> **What the task asks**
Images are not part of the copy; write out the rest of the data exactly as given.

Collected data
+++

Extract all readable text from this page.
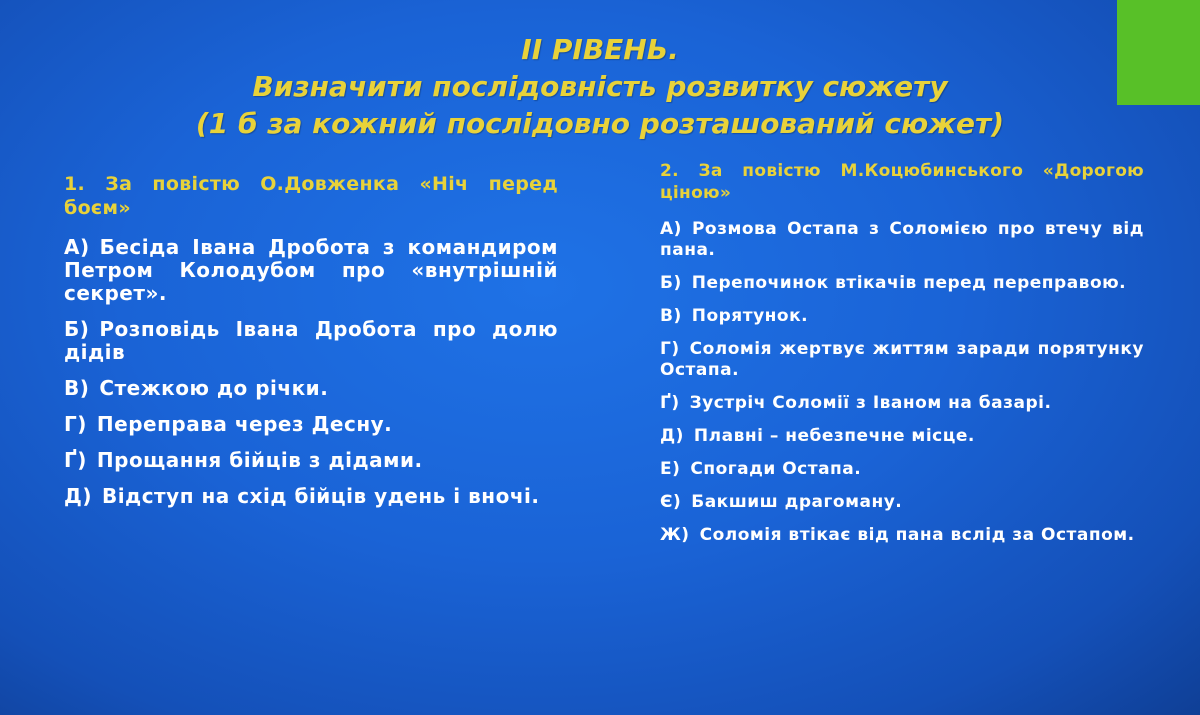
II РІВЕНЬ.
Визначити послідовність розвитку сюжету
(1 б за кожний послідовно розташований сюжет)
1. За повістю О.Довженка «Ніч перед боєм»
А) Бесіда Івана Дробота з командиром Петром Колодубом про «внутрішній секрет».
Б) Розповідь Івана Дробота про долю дідів
В) Стежкою до річки.
Г) Переправа через Десну.
Ґ) Прощання бійців з дідами.
Д) Відступ на схід бійців удень і вночі.
2. За повістю М.Коцюбинського «Дорогою ціною»
А) Розмова Остапа з Соломією про втечу від пана.
Б) Перепочинок втікачів перед переправою.
В) Порятунок.
Г) Соломія жертвує життям заради порятунку Остапа.
Ґ) Зустріч Соломії з Іваном на базарі.
Д) Плавні – небезпечне місце.
Е) Спогади Остапа.
Є) Бакшиш драгоману.
Ж) Соломія втікає від пана вслід за Остапом.
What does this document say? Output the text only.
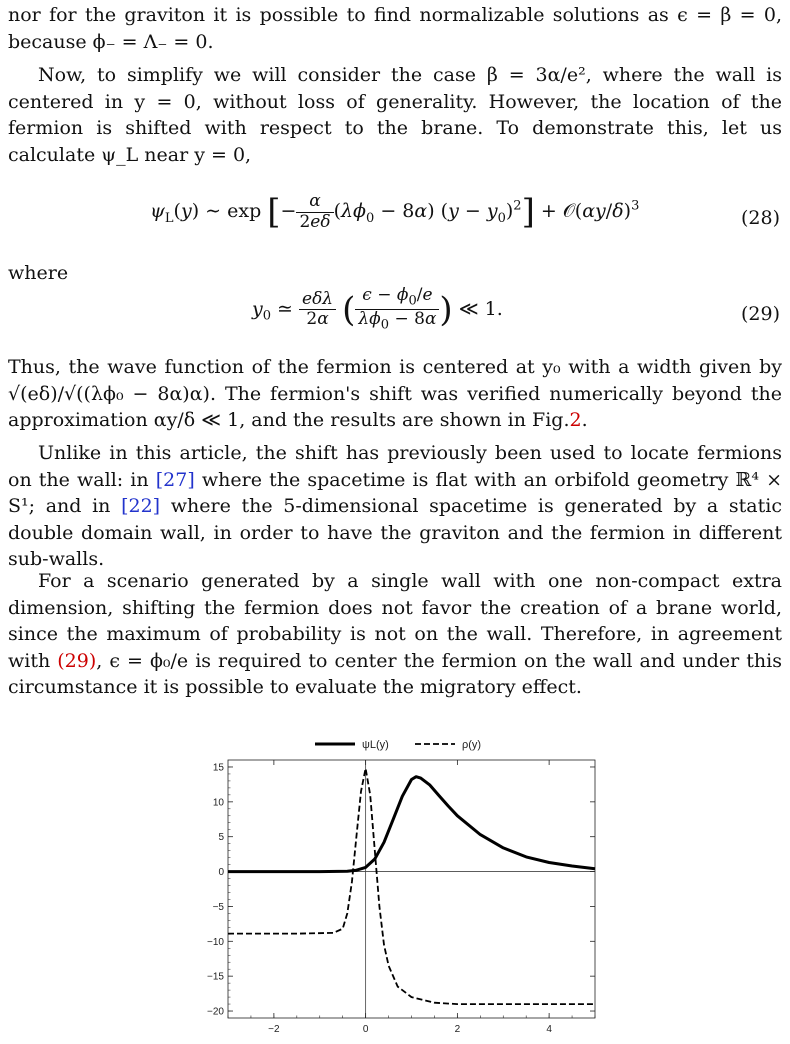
nor for the graviton it is possible to find normalizable solutions as ϵ = β = 0, because ϕ₋ = Λ₋ = 0.

Now, to simplify we will consider the case β = 3α/e², where the wall is centered in y = 0, without loss of generality. However, the location of the fermion is shifted with respect to the brane. To demonstrate this, let us calculate ψ_L near y = 0,

$\psi_L(y)$ ∼ exp [− $\frac{\alpha}{2e\delta} (\lambda\phi_0 - 8\alpha) (y - y_0)^2$] + $𝒪(\alpha y/\delta)^3$
(28)

where

$y_0$ ≃ $\frac{\text{eδλ}}{2\alpha}$ ( $\frac{\epsilon - \phi_0/e}{\lambda\phi_0 - 8\alpha}$ ) ≪ 1.	(29)

Thus, the wave function of the fermion is centered at y₀ with a width given by √(eδ)/√((λϕ₀ − 8α)α). The fermion's shift was verified numerically beyond the approximation αy/δ ≪ 1, and the results are shown in Fig.2.

Unlike in this article, the shift has previously been used to locate fermions on the wall: in [27] where the spacetime is flat with an orbifold geometry ℝ⁴ × S¹; and in [22] where the 5-dimensional spacetime is generated by a static double domain wall, in order to have the graviton and the fermion in different sub-walls.

For a scenario generated by a single wall with one non-compact extra dimension, shifting the fermion does not favor the creation of a brane world, since the maximum of probability is not on the wall. Therefore, in agreement with (29), ϵ = ϕ₀/e is required to center the fermion on the wall and under this circumstance it is possible to evaluate the migratory effect.

ψL(y)	ρ(y)
−2	0	2	4
15
10
5
0
−5
−10
−15
−20
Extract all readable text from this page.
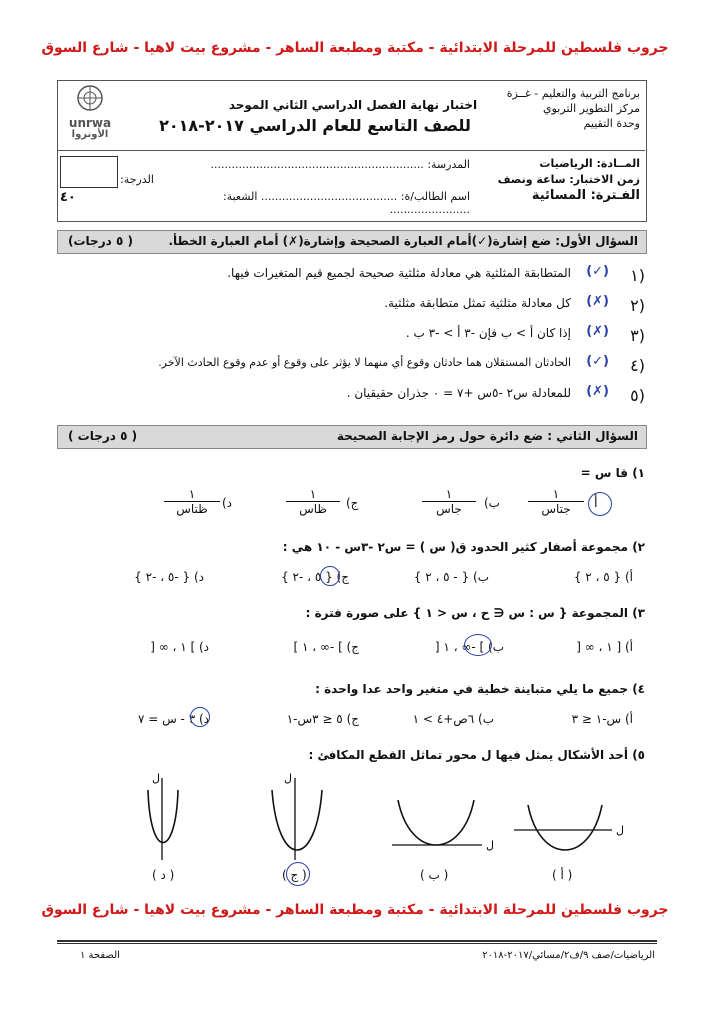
جروب فلسطين للمرحلة الابتدائية - مكتبة ومطبعة الساهر - مشروع بيت لاهيا - شارع السوق
برنامج التربية والتعليم - غــزة
مركز التطوير التربوي
وحدة التقييم
اختبار نهاية الفصل الدراسي الثاني الموحد
للصف التاسع للعام الدراسي ٢٠١٧-٢٠١٨
unrwa
الأونروا
المــادة: الرياضيات
زمن الاختبار: ساعة ونصف
الفـترة: المسائية
المدرسة: .............................................................
اسم الطالب/ة: ....................................... الشعبة: .......................
٤٠
الدرجة:
السؤال الأول: ضع إشارة(✓)أمام العبارة الصحيحة وإشارة(✗) أمام العبارة الخطأ.
( ٥ درجات)
١)
(✓)
المتطابقة المثلثية هي معادلة مثلثية صحيحة لجميع قيم المتغيرات فيها.
٢)
(✗)
كل معادلة مثلثية تمثل متطابقة مثلثية.
٣)
(✗)
إذا كان أ > ب فإن -٣ أ > -٣ ب .
٤)
(✓)
الحادثان المستقلان هما حادثان وقوع أي منهما لا يؤثر على وقوع أو عدم وقوع الحادث الآخر.
٥)
(✗)
للمعادلة س٢ -٥س +٧ = ٠ جذران حقيقيان .
السؤال الثاني : ضع دائرة حول رمز الإجابة الصحيحة
( ٥ درجات )
١) قا س =
أ
١
جتاس
ب)
١
جاس
ج)
١
ظاس
د)
١
ظتاس
٢) مجموعة أصفار كثير الحدود ق( س ) = س٢ -٣س - ١٠ هي :
أ) { ٥ ، ٢ }
ب) { - ٥ ، ٢ }
ج) { ٥ ، -٢ }
د) { -٥ ، -٢ }
٣) المجموعة { س : س ∈ ح ، س < ١ } على صورة فترة :
أ) [ ١ ، ∞ [
ب) ] -∞ ، ١ [
ج) ] -∞ ، ١ ]
د) ] ١ ، ∞ [
٤) جميع ما يلي متباينة خطية في متغير واحد عدا واحدة :
أ) س-١ ≤ ٣
ب) ٦ص+٤ > ١
ج) ٥ ≤ ٣س-١
د) ٣ - س = ٧
٥) أحد الأشكال يمثل فيها ل محور تماثل القطع المكافئ :
ل	ل
ل
ل
( د )	( ج )	( ب )	( أ )
جروب فلسطين للمرحلة الابتدائية - مكتبة ومطبعة الساهر - مشروع بيت لاهيا - شارع السوق
الرياضيات/صف ٩/ف٢/مسائي/٢٠١٧-٢٠١٨
الصفحة ١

+++

> **Task answer**
Extract all readable text from this page.
II РІВЕНЬ.
Визначити послідовність розвитку сюжету
(1 б за кожний послідовно розташований сюжет)
1. За повістю О.Довженка «Ніч перед боєм»
А) Бесіда Івана Дробота з командиром Петром Колодубом про «внутрішній секрет».
Б) Розповідь Івана Дробота про долю дідів
В) Стежкою до річки.
Г) Переправа через Десну.
Ґ) Прощання бійців з дідами.
Д) Відступ на схід бійців удень і вночі.
2. За повістю М.Коцюбинського «Дорогою ціною»
А) Розмова Остапа з Соломією про втечу від пана.
Б) Перепочинок втікачів перед переправою.
В) Порятунок.
Г) Соломія жертвує життям заради порятунку Остапа.
Ґ) Зустріч Соломії з Іваном на базарі.
Д) Плавні – небезпечне місце.
Е) Спогади Остапа.
Є) Бакшиш драгоману.
Ж) Соломія втікає від пана вслід за Остапом.
What does this document say? Output the text only.
nor for the graviton it is possible to find normalizable solutions as ϵ = β = 0, because ϕ₋ = Λ₋ = 0.

Now, to simplify we will consider the case β = 3α/e², where the wall is centered in y = 0, without loss of generality. However, the location of the fermion is shifted with respect to the brane. To demonstrate this, let us calculate ψ_L near y = 0,

$\psi_L(y)$ ∼ exp [− $\frac{\alpha}{2e\delta} (\lambda\phi_0 - 8\alpha) (y - y_0)^2$] + $𝒪(\alpha y/\delta)^3$
(28)

where

$y_0$ ≃ $\frac{\text{eδλ}}{2\alpha}$ ( $\frac{\epsilon - \phi_0/e}{\lambda\phi_0 - 8\alpha}$ ) ≪ 1.	(29)

Thus, the wave function of the fermion is centered at y₀ with a width given by √(eδ)/√((λϕ₀ − 8α)α). The fermion's shift was verified numerically beyond the approximation αy/δ ≪ 1, and the results are shown in Fig.2.

Unlike in this article, the shift has previously been used to locate fermions on the wall: in [27] where the spacetime is flat with an orbifold geometry ℝ⁴ × S¹; and in [22] where the 5-dimensional spacetime is generated by a static double domain wall, in order to have the graviton and the fermion in different sub-walls.

For a scenario generated by a single wall with one non-compact extra dimension, shifting the fermion does not favor the creation of a brane world, since the maximum of probability is not on the wall. Therefore, in agreement with (29), ϵ = ϕ₀/e is required to center the fermion on the wall and under this circumstance it is possible to evaluate the migratory effect.

ψL(y)	ρ(y)
−2	0	2	4
15
10
5
0
−5
−10
−15
−20
Extract all readable text from this page.
جروب فلسطين للمرحلة الابتدائية - مكتبة ومطبعة الساهر - مشروع بيت لاهيا - شارع السوق
برنامج التربية والتعليم - غــزة
مركز التطوير التربوي
وحدة التقييم
اختبار نهاية الفصل الدراسي الثاني الموحد
للصف التاسع للعام الدراسي ٢٠١٧-٢٠١٨
unrwa
الأونروا
المــادة: الرياضيات
زمن الاختبار: ساعة ونصف
الفـترة: المسائية
المدرسة: .............................................................
اسم الطالب/ة: ....................................... الشعبة: .......................
٤٠
الدرجة:
السؤال الأول: ضع إشارة(✓)أمام العبارة الصحيحة وإشارة(✗) أمام العبارة الخطأ.
( ٥ درجات)
١)
(✓)
المتطابقة المثلثية هي معادلة مثلثية صحيحة لجميع قيم المتغيرات فيها.
٢)
(✗)
كل معادلة مثلثية تمثل متطابقة مثلثية.
٣)
(✗)
إذا كان أ > ب فإن -٣ أ > -٣ ب .
٤)
(✓)
الحادثان المستقلان هما حادثان وقوع أي منهما لا يؤثر على وقوع أو عدم وقوع الحادث الآخر.
٥)
(✗)
للمعادلة س٢ -٥س +٧ = ٠ جذران حقيقيان .
السؤال الثاني : ضع دائرة حول رمز الإجابة الصحيحة
( ٥ درجات )
١) قا س =
أ
١
جتاس
ب)
١
جاس
ج)
١
ظاس
د)
١
ظتاس
٢) مجموعة أصفار كثير الحدود ق( س ) = س٢ -٣س - ١٠ هي :
أ) { ٥ ، ٢ }
ب) { - ٥ ، ٢ }
ج) { ٥ ، -٢ }
د) { -٥ ، -٢ }
٣) المجموعة { س : س ∈ ح ، س < ١ } على صورة فترة :
أ) [ ١ ، ∞ [
ب) ] -∞ ، ١ [
ج) ] -∞ ، ١ ]
د) ] ١ ، ∞ [
٤) جميع ما يلي متباينة خطية في متغير واحد عدا واحدة :
أ) س-١ ≤ ٣
ب) ٦ص+٤ > ١
ج) ٥ ≤ ٣س-١
د) ٣ - س = ٧
٥) أحد الأشكال يمثل فيها ل محور تماثل القطع المكافئ :
ل	ل
ل
ل
( د )	( ج )	( ب )	( أ )
جروب فلسطين للمرحلة الابتدائية - مكتبة ومطبعة الساهر - مشروع بيت لاهيا - شارع السوق
الرياضيات/صف ٩/ف٢/مسائي/٢٠١٧-٢٠١٨
الصفحة ١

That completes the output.